Copy the stretch of data from the start through the line containing "category-label: Site Inspections: [453, 429, 580, 449]", substituting "Financial Year" for "Fiscal Year" and changing nothing else.
-- -- --
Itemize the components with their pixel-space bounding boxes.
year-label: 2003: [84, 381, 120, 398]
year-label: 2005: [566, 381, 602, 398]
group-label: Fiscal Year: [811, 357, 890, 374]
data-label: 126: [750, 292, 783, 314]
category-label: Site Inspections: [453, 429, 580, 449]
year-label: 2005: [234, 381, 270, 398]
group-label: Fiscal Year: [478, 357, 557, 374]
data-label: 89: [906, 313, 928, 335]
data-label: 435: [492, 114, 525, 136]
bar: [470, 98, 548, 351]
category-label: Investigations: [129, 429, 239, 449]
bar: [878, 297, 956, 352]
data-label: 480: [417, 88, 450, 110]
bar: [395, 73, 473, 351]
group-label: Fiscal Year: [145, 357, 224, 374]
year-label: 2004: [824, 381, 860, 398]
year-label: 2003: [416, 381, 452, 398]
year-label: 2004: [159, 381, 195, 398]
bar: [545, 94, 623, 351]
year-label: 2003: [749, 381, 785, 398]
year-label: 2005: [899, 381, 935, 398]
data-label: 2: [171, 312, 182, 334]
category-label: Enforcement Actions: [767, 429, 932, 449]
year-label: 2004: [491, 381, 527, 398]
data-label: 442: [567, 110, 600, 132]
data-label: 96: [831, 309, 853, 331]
-- -- --
Exercise answer:
Itemize the components with their pixel-space bounding boxes.
year-label: 2003: [84, 381, 120, 398]
year-label: 2005: [566, 381, 602, 398]
group-label: Financial Year: [811, 357, 890, 374]
data-label: 126: [750, 292, 783, 314]
category-label: Site Inspections: [453, 429, 580, 449]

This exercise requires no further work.